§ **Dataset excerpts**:
......
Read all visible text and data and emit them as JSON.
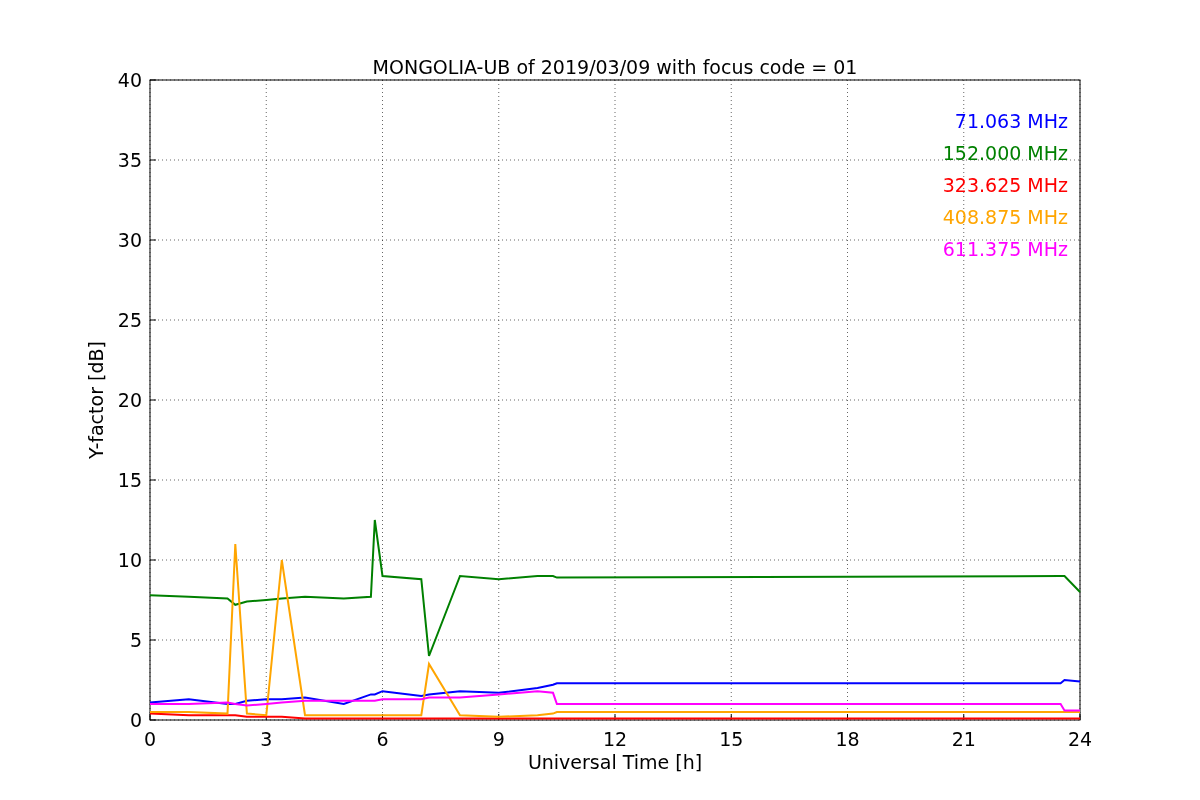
{
  "chart_data": {
    "type": "line",
    "title": "MONGOLIA-UB of 2019/03/09 with focus code = 01",
    "xlabel": "Universal Time [h]",
    "ylabel": "Y-factor [dB]",
    "x": [
      0,
      1,
      2,
      2.2,
      2.5,
      3,
      3.4,
      4,
      5,
      5.7,
      5.8,
      6,
      7,
      7.2,
      8,
      9,
      10,
      10.4,
      10.5,
      23.5,
      23.6,
      24
    ],
    "series": [
      {
        "name": "71.063 MHz",
        "color": "#0000ff",
        "values": [
          1.1,
          1.3,
          1.0,
          1.0,
          1.2,
          1.3,
          1.3,
          1.4,
          1.0,
          1.6,
          1.6,
          1.8,
          1.5,
          1.6,
          1.8,
          1.7,
          2.0,
          2.2,
          2.3,
          2.3,
          2.5,
          2.4
        ]
      },
      {
        "name": "152.000 MHz",
        "color": "#008000",
        "values": [
          7.8,
          7.7,
          7.6,
          7.2,
          7.4,
          7.5,
          7.6,
          7.7,
          7.6,
          7.7,
          12.5,
          9.0,
          8.8,
          4.0,
          9.0,
          8.8,
          9.0,
          9.0,
          8.9,
          9.0,
          9.0,
          8.0
        ]
      },
      {
        "name": "323.625 MHz",
        "color": "#ff0000",
        "values": [
          0.4,
          0.3,
          0.3,
          0.3,
          0.2,
          0.2,
          0.2,
          0.1,
          0.1,
          0.1,
          0.1,
          0.1,
          0.1,
          0.1,
          0.1,
          0.1,
          0.1,
          0.1,
          0.1,
          0.1,
          0.1,
          0.1
        ]
      },
      {
        "name": "408.875 MHz",
        "color": "#ffa500",
        "values": [
          0.5,
          0.5,
          0.4,
          11.0,
          0.4,
          0.3,
          10.0,
          0.3,
          0.3,
          0.3,
          0.3,
          0.3,
          0.3,
          3.5,
          0.3,
          0.2,
          0.3,
          0.4,
          0.5,
          0.5,
          0.5,
          0.5
        ]
      },
      {
        "name": "611.375 MHz",
        "color": "#ff00ff",
        "values": [
          1.0,
          1.0,
          1.1,
          1.0,
          0.9,
          1.0,
          1.1,
          1.2,
          1.2,
          1.2,
          1.2,
          1.3,
          1.3,
          1.4,
          1.4,
          1.6,
          1.8,
          1.7,
          1.0,
          1.0,
          0.6,
          0.6
        ]
      }
    ],
    "grid": true,
    "xlim": [
      0,
      24
    ],
    "ylim": [
      0,
      40
    ],
    "xticks": [
      0,
      3,
      6,
      9,
      12,
      15,
      18,
      21,
      24
    ],
    "yticks": [
      0,
      5,
      10,
      15,
      20,
      25,
      30,
      35,
      40
    ]
  }
}
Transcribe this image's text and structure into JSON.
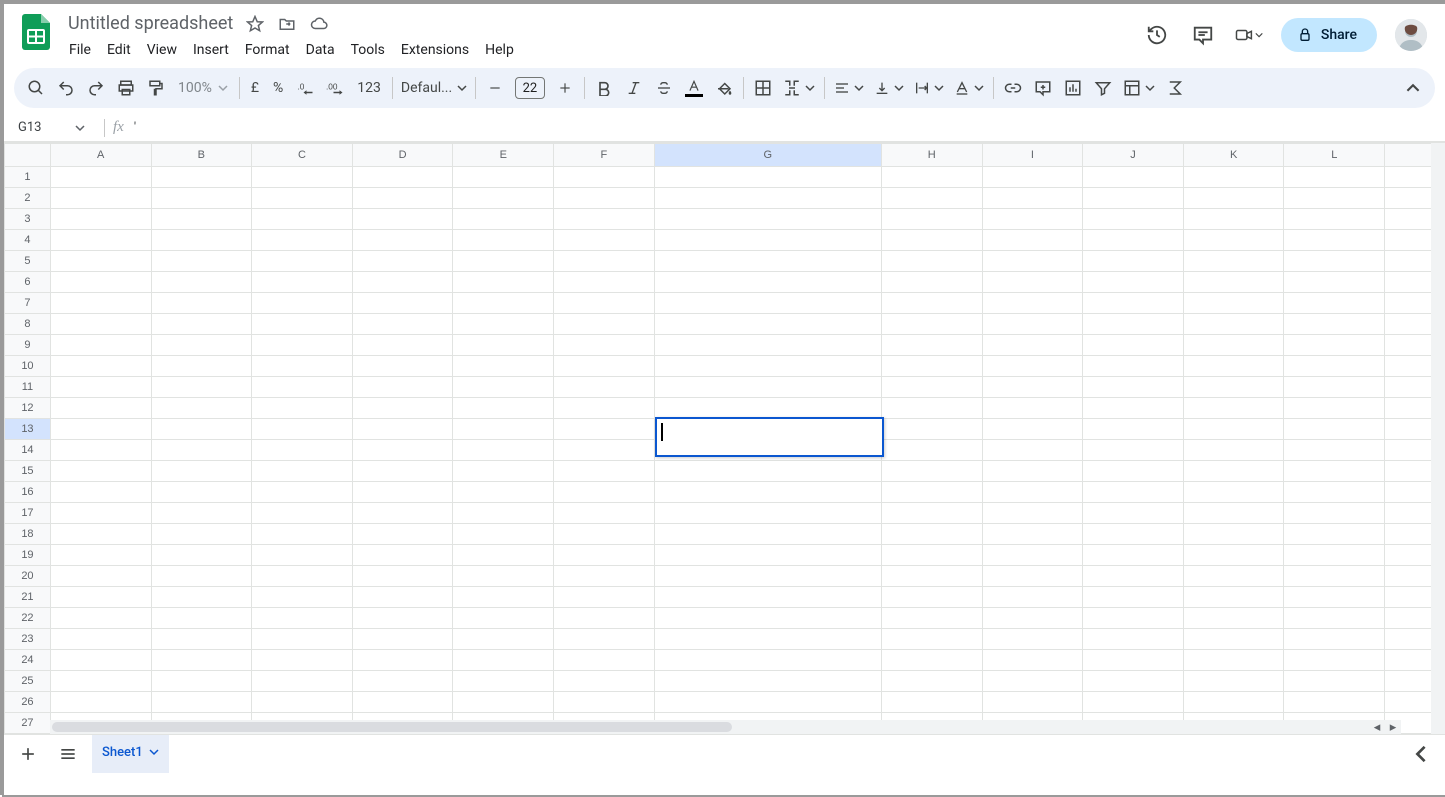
......
§ **Request**:
Copy the data word for word. Pictures do not go in the copy.

§ **Exercise answer**:
Read all visible text and data and emit them as JSON.
{
  "chart_data": {
    "type": "line",
    "title": "MONGOLIA-UB of 2019/03/09 with focus code = 01",
    "xlabel": "Universal Time [h]",
    "ylabel": "Y-factor [dB]",
    "x": [
      0,
      1,
      2,
      2.2,
      2.5,
      3,
      3.4,
      4,
      5,
      5.7,
      5.8,
      6,
      7,
      7.2,
      8,
      9,
      10,
      10.4,
      10.5,
      23.5,
      23.6,
      24
    ],
    "series": [
      {
        "name": "71.063 MHz",
        "color": "#0000ff",
        "values": [
          1.1,
          1.3,
          1.0,
          1.0,
          1.2,
          1.3,
          1.3,
          1.4,
          1.0,
          1.6,
          1.6,
          1.8,
          1.5,
          1.6,
          1.8,
          1.7,
          2.0,
          2.2,
          2.3,
          2.3,
          2.5,
          2.4
        ]
      },
      {
        "name": "152.000 MHz",
        "color": "#008000",
        "values": [
          7.8,
          7.7,
          7.6,
          7.2,
          7.4,
          7.5,
          7.6,
          7.7,
          7.6,
          7.7,
          12.5,
          9.0,
          8.8,
          4.0,
          9.0,
          8.8,
          9.0,
          9.0,
          8.9,
          9.0,
          9.0,
          8.0
        ]
      },
      {
        "name": "323.625 MHz",
        "color": "#ff0000",
        "values": [
          0.4,
          0.3,
          0.3,
          0.3,
          0.2,
          0.2,
          0.2,
          0.1,
          0.1,
          0.1,
          0.1,
          0.1,
          0.1,
          0.1,
          0.1,
          0.1,
          0.1,
          0.1,
          0.1,
          0.1,
          0.1,
          0.1
        ]
      },
      {
        "name": "408.875 MHz",
        "color": "#ffa500",
        "values": [
          0.5,
          0.5,
          0.4,
          11.0,
          0.4,
          0.3,
          10.0,
          0.3,
          0.3,
          0.3,
          0.3,
          0.3,
          0.3,
          3.5,
          0.3,
          0.2,
          0.3,
          0.4,
          0.5,
          0.5,
          0.5,
          0.5
        ]
      },
      {
        "name": "611.375 MHz",
        "color": "#ff00ff",
        "values": [
          1.0,
          1.0,
          1.1,
          1.0,
          0.9,
          1.0,
          1.1,
          1.2,
          1.2,
          1.2,
          1.2,
          1.3,
          1.3,
          1.4,
          1.4,
          1.6,
          1.8,
          1.7,
          1.0,
          1.0,
          0.6,
          0.6
        ]
      }
    ],
    "grid": true,
    "xlim": [
      0,
      24
    ],
    "ylim": [
      0,
      40
    ],
    "xticks": [
      0,
      3,
      6,
      9,
      12,
      15,
      18,
      21,
      24
    ],
    "yticks": [
      0,
      5,
      10,
      15,
      20,
      25,
      30,
      35,
      40
    ]
  }
}
Transcribe this image's text and structure into JSON.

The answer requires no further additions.